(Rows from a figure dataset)

+ + + + + + +

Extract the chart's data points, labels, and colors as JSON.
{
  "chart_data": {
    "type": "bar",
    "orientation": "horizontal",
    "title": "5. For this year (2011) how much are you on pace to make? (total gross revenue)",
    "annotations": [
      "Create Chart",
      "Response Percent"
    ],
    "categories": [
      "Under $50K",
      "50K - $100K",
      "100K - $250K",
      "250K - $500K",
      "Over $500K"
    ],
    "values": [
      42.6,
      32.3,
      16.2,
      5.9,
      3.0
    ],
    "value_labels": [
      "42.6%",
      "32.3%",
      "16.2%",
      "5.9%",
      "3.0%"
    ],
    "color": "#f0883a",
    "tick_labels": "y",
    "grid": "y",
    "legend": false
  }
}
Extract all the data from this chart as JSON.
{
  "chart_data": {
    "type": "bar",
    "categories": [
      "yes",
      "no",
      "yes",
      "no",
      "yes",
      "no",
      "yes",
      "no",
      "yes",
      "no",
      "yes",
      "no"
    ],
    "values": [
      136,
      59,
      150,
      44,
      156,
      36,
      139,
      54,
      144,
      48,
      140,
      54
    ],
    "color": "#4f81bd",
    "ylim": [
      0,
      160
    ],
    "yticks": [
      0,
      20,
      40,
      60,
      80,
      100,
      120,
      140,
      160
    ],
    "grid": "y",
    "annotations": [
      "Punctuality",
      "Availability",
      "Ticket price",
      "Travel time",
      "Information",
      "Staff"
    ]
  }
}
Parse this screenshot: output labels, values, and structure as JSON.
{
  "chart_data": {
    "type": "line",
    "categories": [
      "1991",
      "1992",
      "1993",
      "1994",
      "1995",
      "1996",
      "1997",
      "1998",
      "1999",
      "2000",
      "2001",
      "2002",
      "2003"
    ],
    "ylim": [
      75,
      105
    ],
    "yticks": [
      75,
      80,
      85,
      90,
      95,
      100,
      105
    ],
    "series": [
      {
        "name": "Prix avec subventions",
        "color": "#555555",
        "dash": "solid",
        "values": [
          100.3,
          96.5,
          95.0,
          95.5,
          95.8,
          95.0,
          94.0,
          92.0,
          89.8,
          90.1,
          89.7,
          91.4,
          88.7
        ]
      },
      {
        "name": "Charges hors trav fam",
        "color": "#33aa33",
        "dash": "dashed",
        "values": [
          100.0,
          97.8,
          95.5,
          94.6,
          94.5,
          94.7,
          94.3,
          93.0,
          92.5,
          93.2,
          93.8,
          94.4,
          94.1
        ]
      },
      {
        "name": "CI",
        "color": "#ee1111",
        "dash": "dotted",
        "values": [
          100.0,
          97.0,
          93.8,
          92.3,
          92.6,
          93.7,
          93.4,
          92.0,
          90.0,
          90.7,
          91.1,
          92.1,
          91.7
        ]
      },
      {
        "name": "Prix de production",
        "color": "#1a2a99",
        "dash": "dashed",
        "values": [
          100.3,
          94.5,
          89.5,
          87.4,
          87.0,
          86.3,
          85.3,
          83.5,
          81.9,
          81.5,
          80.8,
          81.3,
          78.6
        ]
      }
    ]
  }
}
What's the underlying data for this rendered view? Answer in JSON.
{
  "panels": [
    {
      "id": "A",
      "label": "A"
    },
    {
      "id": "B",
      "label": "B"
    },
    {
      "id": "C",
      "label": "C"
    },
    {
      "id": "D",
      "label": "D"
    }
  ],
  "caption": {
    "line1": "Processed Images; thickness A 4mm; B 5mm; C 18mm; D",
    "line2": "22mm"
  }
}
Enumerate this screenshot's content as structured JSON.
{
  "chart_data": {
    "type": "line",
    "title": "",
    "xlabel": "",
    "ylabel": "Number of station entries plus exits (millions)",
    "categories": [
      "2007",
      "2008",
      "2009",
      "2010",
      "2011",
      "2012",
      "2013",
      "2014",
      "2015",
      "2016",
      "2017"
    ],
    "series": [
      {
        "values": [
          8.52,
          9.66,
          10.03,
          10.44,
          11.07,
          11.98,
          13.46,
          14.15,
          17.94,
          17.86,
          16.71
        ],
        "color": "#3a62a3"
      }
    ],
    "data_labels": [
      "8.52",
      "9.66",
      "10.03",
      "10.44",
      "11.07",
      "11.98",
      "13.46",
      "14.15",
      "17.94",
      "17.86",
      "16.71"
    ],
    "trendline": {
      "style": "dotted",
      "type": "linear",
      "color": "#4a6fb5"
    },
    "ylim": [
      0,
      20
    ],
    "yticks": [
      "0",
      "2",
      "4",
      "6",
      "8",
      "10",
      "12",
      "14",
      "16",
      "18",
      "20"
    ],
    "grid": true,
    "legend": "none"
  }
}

+ + + + + + +

## DIRECTIONS:
Using the listing above, gather each line that holds the string "this" and copy it.

## ANSWER TO THE TASK:
    "title": "5. For this year (2011) how much are you on pace to make? (total gross revenue)",
Extract all the data from this chart as JSON.
Parse this screenshot: output labels, values, and structure as JSON.
What's the underlying data for this rendered view? Answer in JSON.
Enumerate this screenshot's content as structured JSON.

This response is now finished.